REQUIREMENTS: Locate each line of the material that contains "χωνεύεται", then return it.

RECORDS SUPPLIED:
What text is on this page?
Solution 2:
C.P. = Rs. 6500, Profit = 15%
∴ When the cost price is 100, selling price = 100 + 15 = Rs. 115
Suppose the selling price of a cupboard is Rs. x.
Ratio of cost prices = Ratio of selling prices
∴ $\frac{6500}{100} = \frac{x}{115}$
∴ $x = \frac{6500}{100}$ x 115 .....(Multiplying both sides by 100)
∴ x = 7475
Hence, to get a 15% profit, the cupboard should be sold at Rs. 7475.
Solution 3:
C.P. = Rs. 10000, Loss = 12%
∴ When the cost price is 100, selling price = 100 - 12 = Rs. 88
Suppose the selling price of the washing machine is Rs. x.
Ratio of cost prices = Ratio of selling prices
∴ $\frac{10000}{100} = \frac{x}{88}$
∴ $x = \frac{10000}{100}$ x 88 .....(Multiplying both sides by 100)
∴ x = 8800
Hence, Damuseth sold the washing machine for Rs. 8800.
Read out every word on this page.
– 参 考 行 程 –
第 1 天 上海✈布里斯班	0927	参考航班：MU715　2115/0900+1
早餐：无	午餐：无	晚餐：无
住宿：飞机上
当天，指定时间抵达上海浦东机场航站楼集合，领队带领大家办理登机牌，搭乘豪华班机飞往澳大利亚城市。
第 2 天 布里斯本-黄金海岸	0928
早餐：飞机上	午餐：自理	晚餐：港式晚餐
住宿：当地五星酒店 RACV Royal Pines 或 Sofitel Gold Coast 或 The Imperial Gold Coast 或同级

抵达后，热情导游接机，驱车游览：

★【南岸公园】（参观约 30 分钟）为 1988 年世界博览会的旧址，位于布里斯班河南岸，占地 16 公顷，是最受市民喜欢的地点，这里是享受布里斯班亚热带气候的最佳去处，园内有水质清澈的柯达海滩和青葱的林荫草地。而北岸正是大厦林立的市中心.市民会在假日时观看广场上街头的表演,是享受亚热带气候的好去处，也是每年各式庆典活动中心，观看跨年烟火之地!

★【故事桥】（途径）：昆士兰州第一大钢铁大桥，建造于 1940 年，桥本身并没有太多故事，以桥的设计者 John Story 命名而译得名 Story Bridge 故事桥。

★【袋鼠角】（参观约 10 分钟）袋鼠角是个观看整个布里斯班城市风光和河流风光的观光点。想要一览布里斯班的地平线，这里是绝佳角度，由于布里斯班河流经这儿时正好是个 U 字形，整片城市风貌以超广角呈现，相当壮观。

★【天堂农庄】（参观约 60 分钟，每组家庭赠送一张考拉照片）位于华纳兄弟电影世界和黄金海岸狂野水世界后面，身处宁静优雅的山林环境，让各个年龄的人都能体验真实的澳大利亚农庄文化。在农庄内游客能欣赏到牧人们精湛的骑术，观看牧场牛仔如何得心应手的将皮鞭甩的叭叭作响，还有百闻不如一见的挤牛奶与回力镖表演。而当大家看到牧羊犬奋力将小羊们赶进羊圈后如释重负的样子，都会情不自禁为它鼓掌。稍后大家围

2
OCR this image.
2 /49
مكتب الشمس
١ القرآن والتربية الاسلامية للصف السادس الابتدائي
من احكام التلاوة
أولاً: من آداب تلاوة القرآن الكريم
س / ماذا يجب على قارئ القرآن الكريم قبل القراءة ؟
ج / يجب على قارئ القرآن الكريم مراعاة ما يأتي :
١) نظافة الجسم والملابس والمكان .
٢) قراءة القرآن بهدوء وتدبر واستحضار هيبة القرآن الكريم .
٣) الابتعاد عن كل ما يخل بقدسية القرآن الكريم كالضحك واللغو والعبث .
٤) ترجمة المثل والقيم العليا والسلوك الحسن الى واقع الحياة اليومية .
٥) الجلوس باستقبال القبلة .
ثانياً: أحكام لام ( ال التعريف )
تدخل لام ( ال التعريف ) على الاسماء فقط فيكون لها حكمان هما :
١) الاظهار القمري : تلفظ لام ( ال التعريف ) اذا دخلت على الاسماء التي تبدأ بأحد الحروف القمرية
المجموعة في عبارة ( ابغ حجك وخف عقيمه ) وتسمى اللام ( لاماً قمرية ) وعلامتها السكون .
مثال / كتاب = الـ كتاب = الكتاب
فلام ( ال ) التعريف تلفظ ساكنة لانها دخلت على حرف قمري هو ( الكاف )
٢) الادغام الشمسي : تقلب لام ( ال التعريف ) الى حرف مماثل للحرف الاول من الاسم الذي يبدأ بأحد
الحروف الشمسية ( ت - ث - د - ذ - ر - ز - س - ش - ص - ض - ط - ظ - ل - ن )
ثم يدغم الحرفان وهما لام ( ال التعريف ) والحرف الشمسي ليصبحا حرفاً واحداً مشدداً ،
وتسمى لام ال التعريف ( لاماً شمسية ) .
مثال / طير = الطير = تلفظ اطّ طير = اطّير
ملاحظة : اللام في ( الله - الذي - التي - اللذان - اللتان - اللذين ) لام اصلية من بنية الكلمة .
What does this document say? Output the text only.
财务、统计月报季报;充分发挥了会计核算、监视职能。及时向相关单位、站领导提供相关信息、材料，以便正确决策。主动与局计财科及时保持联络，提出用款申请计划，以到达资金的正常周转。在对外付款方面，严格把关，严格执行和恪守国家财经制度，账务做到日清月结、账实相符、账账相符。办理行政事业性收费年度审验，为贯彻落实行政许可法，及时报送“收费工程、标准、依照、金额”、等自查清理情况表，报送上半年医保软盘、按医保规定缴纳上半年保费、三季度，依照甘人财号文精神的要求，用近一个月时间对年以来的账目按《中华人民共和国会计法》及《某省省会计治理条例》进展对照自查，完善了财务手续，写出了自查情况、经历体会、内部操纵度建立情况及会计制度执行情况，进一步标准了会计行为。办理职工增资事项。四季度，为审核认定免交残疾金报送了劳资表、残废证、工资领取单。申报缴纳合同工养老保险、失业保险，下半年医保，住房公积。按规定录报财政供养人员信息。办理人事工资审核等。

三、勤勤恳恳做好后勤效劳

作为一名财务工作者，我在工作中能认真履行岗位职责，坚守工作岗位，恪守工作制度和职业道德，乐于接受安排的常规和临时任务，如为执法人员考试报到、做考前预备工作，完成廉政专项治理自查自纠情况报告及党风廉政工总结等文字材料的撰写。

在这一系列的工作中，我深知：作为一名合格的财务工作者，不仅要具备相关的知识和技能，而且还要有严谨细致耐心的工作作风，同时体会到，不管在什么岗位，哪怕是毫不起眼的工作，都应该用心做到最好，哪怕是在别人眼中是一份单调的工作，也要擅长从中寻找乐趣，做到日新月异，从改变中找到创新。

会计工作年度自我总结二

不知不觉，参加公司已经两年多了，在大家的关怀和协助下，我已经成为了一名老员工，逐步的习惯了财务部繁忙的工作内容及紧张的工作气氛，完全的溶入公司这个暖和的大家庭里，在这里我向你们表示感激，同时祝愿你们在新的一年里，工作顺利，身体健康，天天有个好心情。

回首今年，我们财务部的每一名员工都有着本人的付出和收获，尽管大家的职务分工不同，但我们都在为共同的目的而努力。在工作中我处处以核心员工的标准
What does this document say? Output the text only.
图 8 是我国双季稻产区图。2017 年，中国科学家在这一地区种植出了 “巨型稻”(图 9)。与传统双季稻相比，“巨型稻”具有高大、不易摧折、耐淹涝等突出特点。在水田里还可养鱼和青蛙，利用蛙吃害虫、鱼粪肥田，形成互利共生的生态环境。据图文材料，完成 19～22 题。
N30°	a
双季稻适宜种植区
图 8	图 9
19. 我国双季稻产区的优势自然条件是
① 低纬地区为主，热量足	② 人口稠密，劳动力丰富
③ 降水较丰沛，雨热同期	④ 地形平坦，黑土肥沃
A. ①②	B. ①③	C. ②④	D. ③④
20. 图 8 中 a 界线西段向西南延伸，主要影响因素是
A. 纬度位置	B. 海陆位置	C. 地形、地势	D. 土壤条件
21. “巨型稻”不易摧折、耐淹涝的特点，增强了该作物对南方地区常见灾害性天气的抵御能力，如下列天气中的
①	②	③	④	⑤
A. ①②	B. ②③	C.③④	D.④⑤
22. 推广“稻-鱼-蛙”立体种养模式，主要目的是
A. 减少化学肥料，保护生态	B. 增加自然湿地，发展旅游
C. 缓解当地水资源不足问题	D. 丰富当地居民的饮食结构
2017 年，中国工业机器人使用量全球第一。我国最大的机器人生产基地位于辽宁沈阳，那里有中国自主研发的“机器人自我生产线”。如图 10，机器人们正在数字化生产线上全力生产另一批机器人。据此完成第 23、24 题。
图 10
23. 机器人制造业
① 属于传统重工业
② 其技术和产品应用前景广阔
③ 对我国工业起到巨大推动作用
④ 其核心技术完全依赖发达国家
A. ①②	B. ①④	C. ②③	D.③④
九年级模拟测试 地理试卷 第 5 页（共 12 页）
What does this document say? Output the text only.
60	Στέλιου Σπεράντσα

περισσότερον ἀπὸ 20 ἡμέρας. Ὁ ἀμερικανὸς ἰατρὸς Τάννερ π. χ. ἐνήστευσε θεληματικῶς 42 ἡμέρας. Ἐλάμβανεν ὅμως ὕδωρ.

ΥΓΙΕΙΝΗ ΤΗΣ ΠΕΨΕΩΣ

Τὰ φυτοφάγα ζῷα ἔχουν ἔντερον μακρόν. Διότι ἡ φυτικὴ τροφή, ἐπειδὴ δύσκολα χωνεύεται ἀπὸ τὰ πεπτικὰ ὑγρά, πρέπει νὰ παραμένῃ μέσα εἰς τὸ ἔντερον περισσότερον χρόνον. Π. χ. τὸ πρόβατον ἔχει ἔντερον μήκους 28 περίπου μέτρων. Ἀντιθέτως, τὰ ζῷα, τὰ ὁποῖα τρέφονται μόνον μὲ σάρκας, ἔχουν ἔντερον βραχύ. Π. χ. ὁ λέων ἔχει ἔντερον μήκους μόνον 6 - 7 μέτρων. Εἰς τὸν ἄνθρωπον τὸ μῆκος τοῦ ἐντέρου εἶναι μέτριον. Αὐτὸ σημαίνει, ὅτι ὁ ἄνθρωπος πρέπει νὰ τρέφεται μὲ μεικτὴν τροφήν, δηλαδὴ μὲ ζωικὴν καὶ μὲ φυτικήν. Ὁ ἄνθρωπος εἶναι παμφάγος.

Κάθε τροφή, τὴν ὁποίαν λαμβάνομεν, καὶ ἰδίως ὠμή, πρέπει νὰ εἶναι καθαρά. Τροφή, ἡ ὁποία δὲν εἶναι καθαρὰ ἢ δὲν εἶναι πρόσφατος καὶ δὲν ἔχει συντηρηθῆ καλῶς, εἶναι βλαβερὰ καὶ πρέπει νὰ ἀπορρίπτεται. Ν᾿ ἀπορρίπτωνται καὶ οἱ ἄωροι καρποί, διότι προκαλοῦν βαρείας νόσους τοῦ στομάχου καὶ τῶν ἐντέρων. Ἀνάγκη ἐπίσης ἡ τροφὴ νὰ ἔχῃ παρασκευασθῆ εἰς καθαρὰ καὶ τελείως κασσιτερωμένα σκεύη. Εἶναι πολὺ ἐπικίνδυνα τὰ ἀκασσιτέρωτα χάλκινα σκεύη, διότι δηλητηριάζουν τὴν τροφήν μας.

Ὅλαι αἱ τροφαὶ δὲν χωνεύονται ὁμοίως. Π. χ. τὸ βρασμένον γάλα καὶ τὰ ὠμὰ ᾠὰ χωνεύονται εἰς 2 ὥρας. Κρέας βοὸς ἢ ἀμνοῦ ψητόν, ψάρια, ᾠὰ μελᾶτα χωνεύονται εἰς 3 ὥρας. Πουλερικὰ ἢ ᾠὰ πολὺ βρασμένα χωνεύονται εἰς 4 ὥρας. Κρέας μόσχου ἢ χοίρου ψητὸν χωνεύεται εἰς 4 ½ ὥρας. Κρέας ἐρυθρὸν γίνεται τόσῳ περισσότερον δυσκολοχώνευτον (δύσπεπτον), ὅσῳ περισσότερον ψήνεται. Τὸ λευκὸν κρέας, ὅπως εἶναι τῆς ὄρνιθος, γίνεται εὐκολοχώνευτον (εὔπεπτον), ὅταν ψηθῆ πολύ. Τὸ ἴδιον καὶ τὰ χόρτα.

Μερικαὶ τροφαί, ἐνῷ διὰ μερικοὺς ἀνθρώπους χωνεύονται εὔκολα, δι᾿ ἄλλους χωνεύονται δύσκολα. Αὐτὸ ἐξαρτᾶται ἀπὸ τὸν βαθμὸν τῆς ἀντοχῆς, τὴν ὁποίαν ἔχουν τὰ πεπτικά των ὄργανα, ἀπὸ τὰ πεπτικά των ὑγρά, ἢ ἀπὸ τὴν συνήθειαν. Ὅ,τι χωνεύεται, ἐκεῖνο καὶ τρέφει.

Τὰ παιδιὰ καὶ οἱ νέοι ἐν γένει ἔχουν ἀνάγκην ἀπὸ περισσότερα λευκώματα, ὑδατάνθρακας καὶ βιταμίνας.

CORRECT ANSWER:
Τὰ φυτοφάγα ζῷα ἔχουν ἔντερον μακρόν. Διότι ἡ φυτικὴ τροφή, ἐπειδὴ δύσκολα χωνεύεται ἀπὸ τὰ πεπτικὰ ὑγρά, πρέπει νὰ παραμένῃ μέσα εἰς τὸ ἔντερον περισσότερον χρόνον. Π. χ. τὸ πρόβατον ἔχει ἔντερον μήκους 28 περίπου μέτρων. Ἀντιθέτως, τὰ ζῷα, τὰ ὁποῖα τρέφονται μόνον μὲ σάρκας, ἔχουν ἔντερον βραχύ. Π. χ. ὁ λέων ἔχει ἔντερον μήκους μόνον 6 - 7 μέτρων. Εἰς τὸν ἄνθρωπον τὸ μῆκος τοῦ ἐντέρου εἶναι μέτριον. Αὐτὸ σημαίνει, ὅτι ὁ ἄνθρωπος πρέπει νὰ τρέφεται μὲ μεικτὴν τροφήν, δηλαδὴ μὲ ζωικὴν καὶ μὲ φυτικήν. Ὁ ἄνθρωπος εἶναι παμφάγος.
Ὅλαι αἱ τροφαὶ δὲν χωνεύονται ὁμοίως. Π. χ. τὸ βρασμένον γάλα καὶ τὰ ὠμὰ ᾠὰ χωνεύονται εἰς 2 ὥρας. Κρέας βοὸς ἢ ἀμνοῦ ψητόν, ψάρια, ᾠὰ μελᾶτα χωνεύονται εἰς 3 ὥρας. Πουλερικὰ ἢ ᾠὰ πολὺ βρασμένα χωνεύονται εἰς 4 ὥρας. Κρέας μόσχου ἢ χοίρου ψητὸν χωνεύεται εἰς 4 ½ ὥρας. Κρέας ἐρυθρὸν γίνεται τόσῳ περισσότερον δυσκολοχώνευτον (δύσπεπτον), ὅσῳ περισσότερον ψήνεται. Τὸ λευκὸν κρέας, ὅπως εἶναι τῆς ὄρνιθος, γίνεται εὐκολοχώνευτον (εὔπεπτον), ὅταν ψηθῆ πολύ. Τὸ ἴδιον καὶ τὰ χόρτα.
Μερικαὶ τροφαί, ἐνῷ διὰ μερικοὺς ἀνθρώπους χωνεύονται εὔκολα, δι᾿ ἄλλους χωνεύονται δύσκολα. Αὐτὸ ἐξαρτᾶται ἀπὸ τὸν βαθμὸν τῆς ἀντοχῆς, τὴν ὁποίαν ἔχουν τὰ πεπτικά των ὄργανα, ἀπὸ τὰ πεπτικά των ὑγρά, ἢ ἀπὸ τὴν συνήθειαν. Ὅ,τι χωνεύεται, ἐκεῖνο καὶ τρέφει.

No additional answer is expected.